:: Job ::
Return all entries precisely as they stand, without the images.
-- Begin --
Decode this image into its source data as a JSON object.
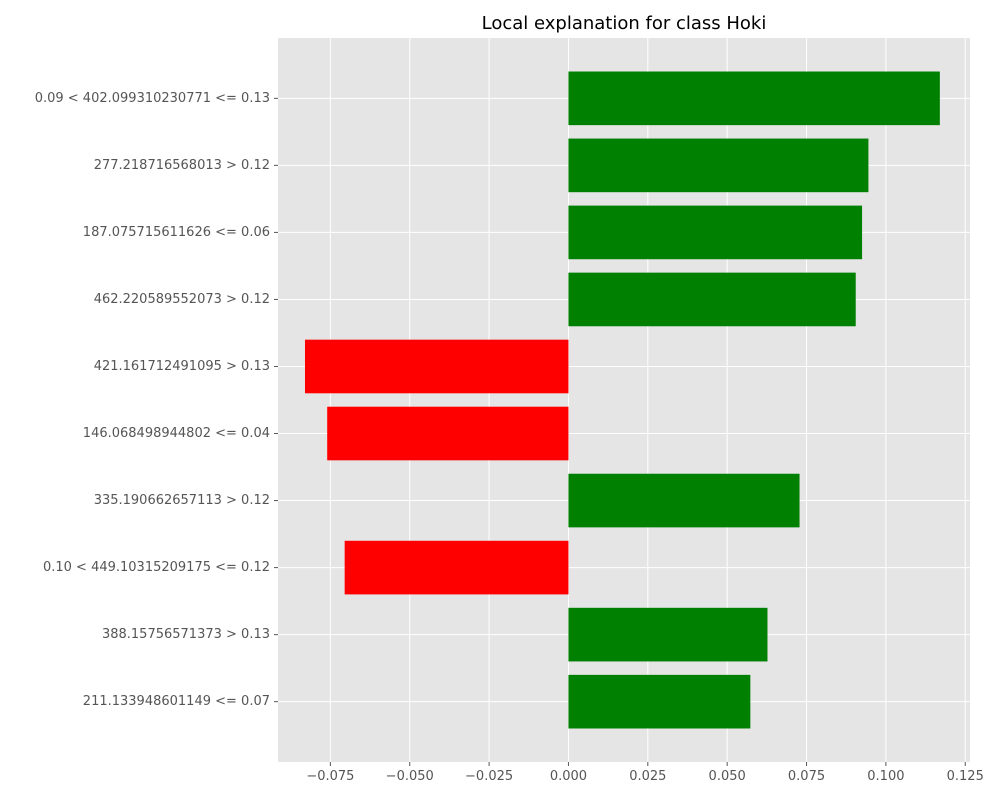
{
  "chart_data": {
    "type": "bar",
    "orientation": "horizontal",
    "title": "Local explanation for class Hoki",
    "xlabel": "",
    "ylabel": "",
    "categories": [
      "0.09 < 402.099310230771 <= 0.13",
      "277.218716568013 > 0.12",
      "187.075715611626 <= 0.06",
      "462.220589552073 > 0.12",
      "421.161712491095 > 0.13",
      "146.068498944802 <= 0.04",
      "335.190662657113 > 0.12",
      "0.10 < 449.10315209175 <= 0.12",
      "388.15756571373 > 0.13",
      "211.133948601149 <= 0.07"
    ],
    "values": [
      0.117,
      0.0945,
      0.0925,
      0.0905,
      -0.083,
      -0.076,
      0.0728,
      -0.0705,
      0.0627,
      0.0573
    ],
    "xlim": [
      -0.0915,
      0.1265
    ],
    "xticks": [
      -0.075,
      -0.05,
      -0.025,
      0.0,
      0.025,
      0.05,
      0.075,
      0.1,
      0.125
    ],
    "xtick_labels": [
      "−0.075",
      "−0.050",
      "−0.025",
      "0.000",
      "0.025",
      "0.050",
      "0.075",
      "0.100",
      "0.125"
    ],
    "grid": true,
    "colors": {
      "positive": "#008000",
      "negative": "#ff0000",
      "background": "#e5e5e5",
      "grid": "#ffffff"
    }
  }
}
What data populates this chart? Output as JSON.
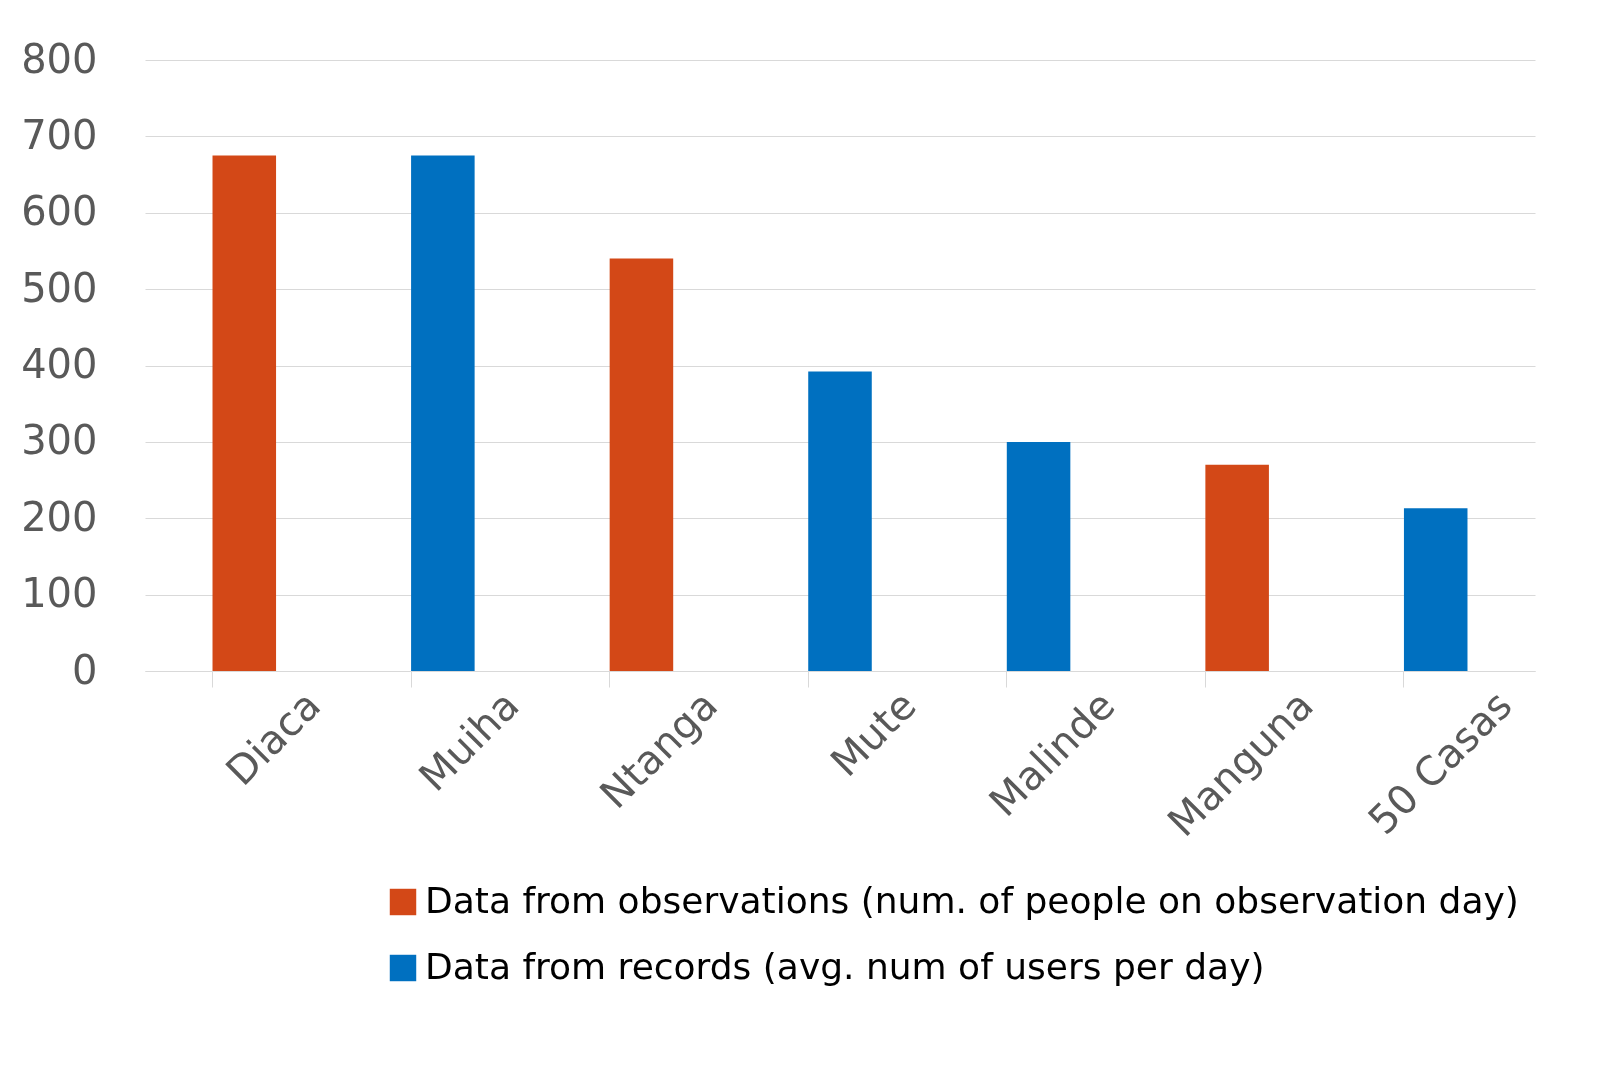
{
  "chart_data": {
    "type": "bar",
    "categories": [
      "Diaca",
      "Muiha",
      "Ntanga",
      "Mute",
      "Malinde",
      "Manguna",
      "50 Casas"
    ],
    "series": [
      {
        "name": "Data from observations (num. of people on observation day)",
        "color": "#d34817",
        "values": [
          675,
          null,
          540,
          null,
          null,
          270,
          null
        ]
      },
      {
        "name": "Data from records (avg. num of users per day)",
        "color": "#0070c0",
        "values": [
          null,
          675,
          null,
          392,
          300,
          null,
          213
        ]
      }
    ],
    "ylim": [
      0,
      800
    ],
    "yticks": [
      0,
      100,
      200,
      300,
      400,
      500,
      600,
      700,
      800
    ],
    "grid": "y",
    "legend": "bottom"
  }
}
-- End --
:: Output for this task ::
Decode this image into its source data as a JSON object.
{
  "chart_data": {
    "type": "bar",
    "orientation": "horizontal",
    "title": "Local explanation for class Hoki",
    "xlabel": "",
    "ylabel": "",
    "categories": [
      "0.09 < 402.099310230771 <= 0.13",
      "277.218716568013 > 0.12",
      "187.075715611626 <= 0.06",
      "462.220589552073 > 0.12",
      "421.161712491095 > 0.13",
      "146.068498944802 <= 0.04",
      "335.190662657113 > 0.12",
      "0.10 < 449.10315209175 <= 0.12",
      "388.15756571373 > 0.13",
      "211.133948601149 <= 0.07"
    ],
    "values": [
      0.117,
      0.0945,
      0.0925,
      0.0905,
      -0.083,
      -0.076,
      0.0728,
      -0.0705,
      0.0627,
      0.0573
    ],
    "xlim": [
      -0.0915,
      0.1265
    ],
    "xticks": [
      -0.075,
      -0.05,
      -0.025,
      0.0,
      0.025,
      0.05,
      0.075,
      0.1,
      0.125
    ],
    "xtick_labels": [
      "−0.075",
      "−0.050",
      "−0.025",
      "0.000",
      "0.025",
      "0.050",
      "0.075",
      "0.100",
      "0.125"
    ],
    "grid": true,
    "colors": {
      "positive": "#008000",
      "negative": "#ff0000",
      "background": "#e5e5e5",
      "grid": "#ffffff"
    }
  }
}
What data populates this chart? Output as JSON.
{
  "chart_data": {
    "type": "bar",
    "categories": [
      "Diaca",
      "Muiha",
      "Ntanga",
      "Mute",
      "Malinde",
      "Manguna",
      "50 Casas"
    ],
    "series": [
      {
        "name": "Data from observations (num. of people on observation day)",
        "color": "#d34817",
        "values": [
          675,
          null,
          540,
          null,
          null,
          270,
          null
        ]
      },
      {
        "name": "Data from records (avg. num of users per day)",
        "color": "#0070c0",
        "values": [
          null,
          675,
          null,
          392,
          300,
          null,
          213
        ]
      }
    ],
    "ylim": [
      0,
      800
    ],
    "yticks": [
      0,
      100,
      200,
      300,
      400,
      500,
      600,
      700,
      800
    ],
    "grid": "y",
    "legend": "bottom"
  }
}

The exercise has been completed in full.